>> start EXTRACTED ENTRIES

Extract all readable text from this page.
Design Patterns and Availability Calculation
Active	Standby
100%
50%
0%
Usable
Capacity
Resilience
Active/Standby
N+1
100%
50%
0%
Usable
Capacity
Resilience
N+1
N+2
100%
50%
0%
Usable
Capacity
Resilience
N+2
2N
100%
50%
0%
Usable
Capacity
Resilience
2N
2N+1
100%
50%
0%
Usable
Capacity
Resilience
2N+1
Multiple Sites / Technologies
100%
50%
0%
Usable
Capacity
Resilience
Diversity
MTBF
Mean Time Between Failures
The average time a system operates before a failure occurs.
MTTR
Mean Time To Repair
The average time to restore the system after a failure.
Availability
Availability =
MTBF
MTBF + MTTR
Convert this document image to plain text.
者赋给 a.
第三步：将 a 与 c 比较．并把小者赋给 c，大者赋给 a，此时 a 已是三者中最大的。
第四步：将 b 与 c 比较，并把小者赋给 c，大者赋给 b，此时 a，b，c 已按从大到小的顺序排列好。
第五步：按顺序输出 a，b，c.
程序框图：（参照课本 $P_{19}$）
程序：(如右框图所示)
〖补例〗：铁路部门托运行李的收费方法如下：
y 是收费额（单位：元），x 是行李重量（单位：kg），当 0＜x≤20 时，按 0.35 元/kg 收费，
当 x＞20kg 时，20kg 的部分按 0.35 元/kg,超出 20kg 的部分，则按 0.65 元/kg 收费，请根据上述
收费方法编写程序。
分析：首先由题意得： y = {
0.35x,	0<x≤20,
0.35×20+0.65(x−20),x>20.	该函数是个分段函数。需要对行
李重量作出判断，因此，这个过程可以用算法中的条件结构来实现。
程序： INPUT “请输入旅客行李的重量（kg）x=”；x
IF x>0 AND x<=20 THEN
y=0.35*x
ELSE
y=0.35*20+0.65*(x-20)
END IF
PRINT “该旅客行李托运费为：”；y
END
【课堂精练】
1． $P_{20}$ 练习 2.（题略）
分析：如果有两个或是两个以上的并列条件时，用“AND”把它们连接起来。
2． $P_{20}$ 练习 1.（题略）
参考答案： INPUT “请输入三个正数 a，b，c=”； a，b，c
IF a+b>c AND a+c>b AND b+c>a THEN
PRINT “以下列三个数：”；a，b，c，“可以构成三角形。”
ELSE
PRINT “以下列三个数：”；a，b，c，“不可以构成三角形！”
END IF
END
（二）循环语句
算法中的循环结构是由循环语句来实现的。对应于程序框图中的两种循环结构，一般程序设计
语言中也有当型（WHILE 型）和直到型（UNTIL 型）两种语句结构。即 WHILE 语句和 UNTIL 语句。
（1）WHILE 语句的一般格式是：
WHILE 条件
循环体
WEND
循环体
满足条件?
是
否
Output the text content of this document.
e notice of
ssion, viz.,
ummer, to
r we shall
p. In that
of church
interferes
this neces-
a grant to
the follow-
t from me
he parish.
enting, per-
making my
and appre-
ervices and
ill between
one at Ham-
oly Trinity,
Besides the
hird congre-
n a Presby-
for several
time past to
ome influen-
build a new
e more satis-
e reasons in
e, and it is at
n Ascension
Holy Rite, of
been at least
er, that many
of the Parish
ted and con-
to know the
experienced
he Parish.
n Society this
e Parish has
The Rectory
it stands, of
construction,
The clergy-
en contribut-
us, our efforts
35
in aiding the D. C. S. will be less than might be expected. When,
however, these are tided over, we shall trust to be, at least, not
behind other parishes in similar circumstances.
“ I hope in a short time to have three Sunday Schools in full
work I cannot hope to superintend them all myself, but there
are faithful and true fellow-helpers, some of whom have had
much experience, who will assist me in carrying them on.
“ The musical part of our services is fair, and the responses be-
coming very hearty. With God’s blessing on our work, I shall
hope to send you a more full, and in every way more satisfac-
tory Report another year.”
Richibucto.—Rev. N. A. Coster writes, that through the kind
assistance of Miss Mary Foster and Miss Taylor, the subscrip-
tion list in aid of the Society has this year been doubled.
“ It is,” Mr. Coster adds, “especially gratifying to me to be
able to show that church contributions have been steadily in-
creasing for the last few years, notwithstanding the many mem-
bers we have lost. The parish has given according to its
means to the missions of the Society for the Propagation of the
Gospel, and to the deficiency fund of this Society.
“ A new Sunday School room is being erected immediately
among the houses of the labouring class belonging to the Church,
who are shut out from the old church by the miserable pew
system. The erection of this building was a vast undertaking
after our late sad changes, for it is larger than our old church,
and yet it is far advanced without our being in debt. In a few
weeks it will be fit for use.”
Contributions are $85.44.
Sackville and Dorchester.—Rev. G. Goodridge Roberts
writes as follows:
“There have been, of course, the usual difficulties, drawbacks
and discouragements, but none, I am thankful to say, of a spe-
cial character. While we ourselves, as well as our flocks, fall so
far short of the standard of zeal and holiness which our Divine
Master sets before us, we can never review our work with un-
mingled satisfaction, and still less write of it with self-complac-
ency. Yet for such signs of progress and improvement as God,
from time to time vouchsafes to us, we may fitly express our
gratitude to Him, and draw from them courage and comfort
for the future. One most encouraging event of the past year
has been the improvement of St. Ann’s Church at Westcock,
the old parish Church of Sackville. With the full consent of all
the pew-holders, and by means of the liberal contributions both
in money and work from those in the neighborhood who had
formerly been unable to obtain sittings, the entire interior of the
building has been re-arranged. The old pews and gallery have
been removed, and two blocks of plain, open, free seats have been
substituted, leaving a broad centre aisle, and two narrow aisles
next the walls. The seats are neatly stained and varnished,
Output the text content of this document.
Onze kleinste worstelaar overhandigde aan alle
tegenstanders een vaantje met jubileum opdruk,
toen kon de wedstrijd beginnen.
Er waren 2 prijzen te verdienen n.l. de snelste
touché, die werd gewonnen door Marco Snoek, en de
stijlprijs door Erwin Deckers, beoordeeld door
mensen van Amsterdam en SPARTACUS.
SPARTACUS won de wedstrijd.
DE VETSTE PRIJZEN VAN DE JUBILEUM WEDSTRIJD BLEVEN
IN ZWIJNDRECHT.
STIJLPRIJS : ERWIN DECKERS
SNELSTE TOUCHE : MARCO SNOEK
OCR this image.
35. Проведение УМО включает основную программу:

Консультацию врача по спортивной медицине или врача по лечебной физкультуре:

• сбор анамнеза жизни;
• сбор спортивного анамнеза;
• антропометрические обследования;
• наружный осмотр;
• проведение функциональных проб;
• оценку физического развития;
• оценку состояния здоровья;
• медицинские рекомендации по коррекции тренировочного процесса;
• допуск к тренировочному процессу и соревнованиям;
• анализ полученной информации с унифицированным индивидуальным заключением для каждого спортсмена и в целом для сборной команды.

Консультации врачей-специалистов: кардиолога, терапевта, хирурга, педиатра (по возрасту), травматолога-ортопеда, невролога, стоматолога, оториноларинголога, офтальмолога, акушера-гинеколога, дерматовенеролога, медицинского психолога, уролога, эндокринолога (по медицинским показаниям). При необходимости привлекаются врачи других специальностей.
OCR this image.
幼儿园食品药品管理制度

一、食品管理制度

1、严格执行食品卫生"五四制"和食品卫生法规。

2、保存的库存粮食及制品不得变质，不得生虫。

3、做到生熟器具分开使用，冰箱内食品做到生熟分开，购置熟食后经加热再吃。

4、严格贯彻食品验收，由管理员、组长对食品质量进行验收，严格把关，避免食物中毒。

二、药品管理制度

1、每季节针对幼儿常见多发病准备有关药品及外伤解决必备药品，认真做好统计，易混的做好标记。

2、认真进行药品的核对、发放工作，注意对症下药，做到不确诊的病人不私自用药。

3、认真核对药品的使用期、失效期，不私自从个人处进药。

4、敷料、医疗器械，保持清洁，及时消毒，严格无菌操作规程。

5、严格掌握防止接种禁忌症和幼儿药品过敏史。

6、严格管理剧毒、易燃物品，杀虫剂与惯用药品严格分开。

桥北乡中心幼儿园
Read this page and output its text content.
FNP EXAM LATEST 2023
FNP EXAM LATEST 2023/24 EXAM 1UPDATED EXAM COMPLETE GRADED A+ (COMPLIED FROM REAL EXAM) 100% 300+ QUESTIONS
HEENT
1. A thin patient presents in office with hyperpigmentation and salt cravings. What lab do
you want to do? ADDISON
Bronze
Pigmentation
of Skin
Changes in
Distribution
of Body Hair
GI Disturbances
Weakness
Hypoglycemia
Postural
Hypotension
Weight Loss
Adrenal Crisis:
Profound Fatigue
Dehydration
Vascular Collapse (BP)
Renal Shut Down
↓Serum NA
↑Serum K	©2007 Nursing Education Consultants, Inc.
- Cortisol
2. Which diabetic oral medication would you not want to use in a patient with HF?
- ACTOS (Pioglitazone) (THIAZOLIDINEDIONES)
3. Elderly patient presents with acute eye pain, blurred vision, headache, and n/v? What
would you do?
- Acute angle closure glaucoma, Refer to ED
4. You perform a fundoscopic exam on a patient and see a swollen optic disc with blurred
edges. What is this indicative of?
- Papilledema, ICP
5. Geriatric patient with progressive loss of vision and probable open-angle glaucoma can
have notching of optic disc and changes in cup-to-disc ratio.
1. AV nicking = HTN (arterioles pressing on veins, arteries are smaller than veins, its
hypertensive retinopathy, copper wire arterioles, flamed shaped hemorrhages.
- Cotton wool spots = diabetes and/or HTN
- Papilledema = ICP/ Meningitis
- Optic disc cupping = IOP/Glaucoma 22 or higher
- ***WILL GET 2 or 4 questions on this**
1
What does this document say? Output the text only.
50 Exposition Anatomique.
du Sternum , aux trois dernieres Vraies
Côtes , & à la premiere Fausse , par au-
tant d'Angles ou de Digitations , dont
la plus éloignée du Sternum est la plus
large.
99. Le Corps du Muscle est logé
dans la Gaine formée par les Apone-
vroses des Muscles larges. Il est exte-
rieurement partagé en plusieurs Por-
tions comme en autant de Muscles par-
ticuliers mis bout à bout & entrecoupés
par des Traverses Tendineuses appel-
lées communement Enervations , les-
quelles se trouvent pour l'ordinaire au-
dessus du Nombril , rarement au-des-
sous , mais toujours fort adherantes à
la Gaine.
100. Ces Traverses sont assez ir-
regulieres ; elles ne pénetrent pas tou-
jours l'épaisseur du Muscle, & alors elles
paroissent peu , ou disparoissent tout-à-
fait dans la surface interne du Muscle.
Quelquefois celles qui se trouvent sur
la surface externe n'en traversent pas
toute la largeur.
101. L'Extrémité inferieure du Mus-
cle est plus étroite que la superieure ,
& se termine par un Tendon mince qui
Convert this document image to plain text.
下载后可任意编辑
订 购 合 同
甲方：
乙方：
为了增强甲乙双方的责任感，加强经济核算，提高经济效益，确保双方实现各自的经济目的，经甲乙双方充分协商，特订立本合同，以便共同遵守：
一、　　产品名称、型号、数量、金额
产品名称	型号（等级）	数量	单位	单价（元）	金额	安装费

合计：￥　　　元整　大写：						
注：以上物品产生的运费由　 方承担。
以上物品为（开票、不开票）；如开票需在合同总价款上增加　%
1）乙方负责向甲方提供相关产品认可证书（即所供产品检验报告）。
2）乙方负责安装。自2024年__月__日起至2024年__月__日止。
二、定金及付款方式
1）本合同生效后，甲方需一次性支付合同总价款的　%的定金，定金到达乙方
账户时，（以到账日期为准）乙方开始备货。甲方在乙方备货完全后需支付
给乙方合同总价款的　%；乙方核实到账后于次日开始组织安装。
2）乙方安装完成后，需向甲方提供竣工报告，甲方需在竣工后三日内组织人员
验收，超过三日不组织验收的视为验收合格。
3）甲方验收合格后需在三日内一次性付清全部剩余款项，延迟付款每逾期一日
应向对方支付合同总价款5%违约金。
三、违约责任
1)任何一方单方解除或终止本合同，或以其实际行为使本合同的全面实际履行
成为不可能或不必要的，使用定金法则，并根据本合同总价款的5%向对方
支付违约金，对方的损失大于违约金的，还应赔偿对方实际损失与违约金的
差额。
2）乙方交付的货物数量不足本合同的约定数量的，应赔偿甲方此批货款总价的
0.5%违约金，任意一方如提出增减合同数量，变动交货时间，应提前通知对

>> end EXTRACTED ENTRIES

> _TO BE DONE_
In the entries above, how many lines contain the word "presents"? Answer with the number only.

> _OUTPUT_
2